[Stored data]
━━━━━━

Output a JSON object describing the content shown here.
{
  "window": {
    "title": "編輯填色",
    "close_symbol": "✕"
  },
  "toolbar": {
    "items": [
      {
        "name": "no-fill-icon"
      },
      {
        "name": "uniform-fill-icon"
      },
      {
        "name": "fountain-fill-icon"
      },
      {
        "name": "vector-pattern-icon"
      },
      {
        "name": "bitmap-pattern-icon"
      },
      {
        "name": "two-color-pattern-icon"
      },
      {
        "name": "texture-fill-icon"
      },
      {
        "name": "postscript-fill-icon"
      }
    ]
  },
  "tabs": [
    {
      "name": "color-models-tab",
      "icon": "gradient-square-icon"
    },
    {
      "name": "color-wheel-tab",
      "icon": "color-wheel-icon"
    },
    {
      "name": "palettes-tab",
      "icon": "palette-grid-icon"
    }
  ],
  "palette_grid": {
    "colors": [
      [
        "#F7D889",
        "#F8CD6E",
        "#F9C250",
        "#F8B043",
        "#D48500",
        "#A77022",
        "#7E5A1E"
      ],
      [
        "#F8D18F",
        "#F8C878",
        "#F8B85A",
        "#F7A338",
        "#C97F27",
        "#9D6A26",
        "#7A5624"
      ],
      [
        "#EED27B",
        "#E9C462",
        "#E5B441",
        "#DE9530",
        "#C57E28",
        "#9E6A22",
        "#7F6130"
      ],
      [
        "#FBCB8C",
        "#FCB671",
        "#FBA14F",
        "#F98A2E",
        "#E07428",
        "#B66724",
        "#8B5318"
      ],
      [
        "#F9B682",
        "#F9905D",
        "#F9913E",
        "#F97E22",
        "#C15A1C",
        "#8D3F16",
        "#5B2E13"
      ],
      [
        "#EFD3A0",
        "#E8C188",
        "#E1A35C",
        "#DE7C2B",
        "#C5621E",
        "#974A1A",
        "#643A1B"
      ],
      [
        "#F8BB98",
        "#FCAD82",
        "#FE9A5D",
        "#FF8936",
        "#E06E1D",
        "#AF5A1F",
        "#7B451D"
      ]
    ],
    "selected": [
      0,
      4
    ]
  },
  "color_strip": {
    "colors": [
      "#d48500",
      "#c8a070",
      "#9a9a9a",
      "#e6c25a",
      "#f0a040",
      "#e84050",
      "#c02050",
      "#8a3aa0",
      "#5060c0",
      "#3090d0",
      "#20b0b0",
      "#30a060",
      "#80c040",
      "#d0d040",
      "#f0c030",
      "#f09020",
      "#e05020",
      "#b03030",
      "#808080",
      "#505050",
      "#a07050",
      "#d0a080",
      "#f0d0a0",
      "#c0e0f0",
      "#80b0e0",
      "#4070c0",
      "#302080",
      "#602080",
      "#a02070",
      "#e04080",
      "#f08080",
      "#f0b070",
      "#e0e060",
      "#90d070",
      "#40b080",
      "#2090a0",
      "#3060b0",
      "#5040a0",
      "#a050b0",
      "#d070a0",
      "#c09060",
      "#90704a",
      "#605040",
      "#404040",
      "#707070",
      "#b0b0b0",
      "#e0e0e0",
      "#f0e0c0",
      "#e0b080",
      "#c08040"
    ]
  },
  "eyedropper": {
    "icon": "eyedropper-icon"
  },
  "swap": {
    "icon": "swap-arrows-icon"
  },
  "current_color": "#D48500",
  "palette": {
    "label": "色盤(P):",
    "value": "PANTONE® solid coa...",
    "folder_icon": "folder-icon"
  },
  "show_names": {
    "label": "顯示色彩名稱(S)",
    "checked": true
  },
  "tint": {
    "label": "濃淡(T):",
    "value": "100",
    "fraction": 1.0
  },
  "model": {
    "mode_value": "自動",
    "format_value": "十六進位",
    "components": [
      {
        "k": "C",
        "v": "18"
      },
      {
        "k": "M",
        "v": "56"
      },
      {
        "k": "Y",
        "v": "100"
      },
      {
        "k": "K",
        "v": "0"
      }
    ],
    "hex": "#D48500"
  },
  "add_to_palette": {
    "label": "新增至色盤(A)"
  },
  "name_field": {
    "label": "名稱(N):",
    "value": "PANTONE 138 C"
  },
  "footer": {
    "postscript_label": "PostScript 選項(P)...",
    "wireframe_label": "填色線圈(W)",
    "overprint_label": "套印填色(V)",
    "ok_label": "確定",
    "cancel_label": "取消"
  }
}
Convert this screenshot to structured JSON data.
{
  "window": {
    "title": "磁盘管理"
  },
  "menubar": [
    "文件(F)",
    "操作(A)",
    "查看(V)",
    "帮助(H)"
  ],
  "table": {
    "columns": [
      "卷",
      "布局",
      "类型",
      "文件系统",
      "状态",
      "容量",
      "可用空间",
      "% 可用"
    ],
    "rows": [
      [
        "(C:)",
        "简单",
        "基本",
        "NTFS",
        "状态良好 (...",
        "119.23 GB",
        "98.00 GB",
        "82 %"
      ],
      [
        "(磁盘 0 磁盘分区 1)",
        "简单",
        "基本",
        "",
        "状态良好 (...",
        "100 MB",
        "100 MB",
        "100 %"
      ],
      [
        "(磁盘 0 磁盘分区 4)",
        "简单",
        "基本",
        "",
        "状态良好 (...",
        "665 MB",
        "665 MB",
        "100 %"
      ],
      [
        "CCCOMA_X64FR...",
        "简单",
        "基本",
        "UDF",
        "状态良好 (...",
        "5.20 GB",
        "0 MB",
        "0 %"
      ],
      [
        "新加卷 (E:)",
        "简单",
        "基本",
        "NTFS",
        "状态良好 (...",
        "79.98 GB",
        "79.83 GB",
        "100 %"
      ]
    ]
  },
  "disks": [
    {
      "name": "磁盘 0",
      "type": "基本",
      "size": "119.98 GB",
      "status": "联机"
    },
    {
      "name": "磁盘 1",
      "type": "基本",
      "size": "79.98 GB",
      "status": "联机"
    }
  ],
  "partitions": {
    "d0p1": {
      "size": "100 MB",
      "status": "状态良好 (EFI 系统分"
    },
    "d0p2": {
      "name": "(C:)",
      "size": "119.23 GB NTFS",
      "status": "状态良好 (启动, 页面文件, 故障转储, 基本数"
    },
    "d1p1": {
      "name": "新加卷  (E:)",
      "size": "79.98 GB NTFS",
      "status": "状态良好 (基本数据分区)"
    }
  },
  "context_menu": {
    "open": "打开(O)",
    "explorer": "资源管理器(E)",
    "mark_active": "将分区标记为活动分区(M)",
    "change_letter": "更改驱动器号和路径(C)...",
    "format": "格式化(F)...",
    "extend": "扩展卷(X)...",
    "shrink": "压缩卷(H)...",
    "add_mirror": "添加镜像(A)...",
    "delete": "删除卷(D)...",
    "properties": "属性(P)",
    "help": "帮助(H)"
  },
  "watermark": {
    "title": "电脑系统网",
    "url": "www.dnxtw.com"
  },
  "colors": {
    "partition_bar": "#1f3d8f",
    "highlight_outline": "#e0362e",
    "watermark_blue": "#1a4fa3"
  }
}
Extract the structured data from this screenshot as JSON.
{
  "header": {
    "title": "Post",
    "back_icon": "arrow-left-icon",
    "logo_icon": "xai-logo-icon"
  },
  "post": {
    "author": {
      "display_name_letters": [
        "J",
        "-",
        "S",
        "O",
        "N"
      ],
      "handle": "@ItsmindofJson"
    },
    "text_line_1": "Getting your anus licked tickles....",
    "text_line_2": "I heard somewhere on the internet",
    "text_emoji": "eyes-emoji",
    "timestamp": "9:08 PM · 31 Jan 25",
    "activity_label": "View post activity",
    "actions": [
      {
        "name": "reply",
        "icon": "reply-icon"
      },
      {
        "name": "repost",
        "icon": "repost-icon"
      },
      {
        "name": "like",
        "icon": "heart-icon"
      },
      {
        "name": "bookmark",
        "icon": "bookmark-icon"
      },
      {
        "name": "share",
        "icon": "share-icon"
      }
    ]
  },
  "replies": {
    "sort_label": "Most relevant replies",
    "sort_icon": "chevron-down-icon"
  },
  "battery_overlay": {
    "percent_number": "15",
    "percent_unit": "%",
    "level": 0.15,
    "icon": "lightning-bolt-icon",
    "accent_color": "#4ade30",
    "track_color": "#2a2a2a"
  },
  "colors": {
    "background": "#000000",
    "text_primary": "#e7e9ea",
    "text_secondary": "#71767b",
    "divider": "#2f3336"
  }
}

━━━━━━

▶ Requirements:
Gather from the records above every line containing the string "this".

▶ Final result:
Convert this screenshot to structured JSON data.
Extract the structured data from this screenshot as JSON.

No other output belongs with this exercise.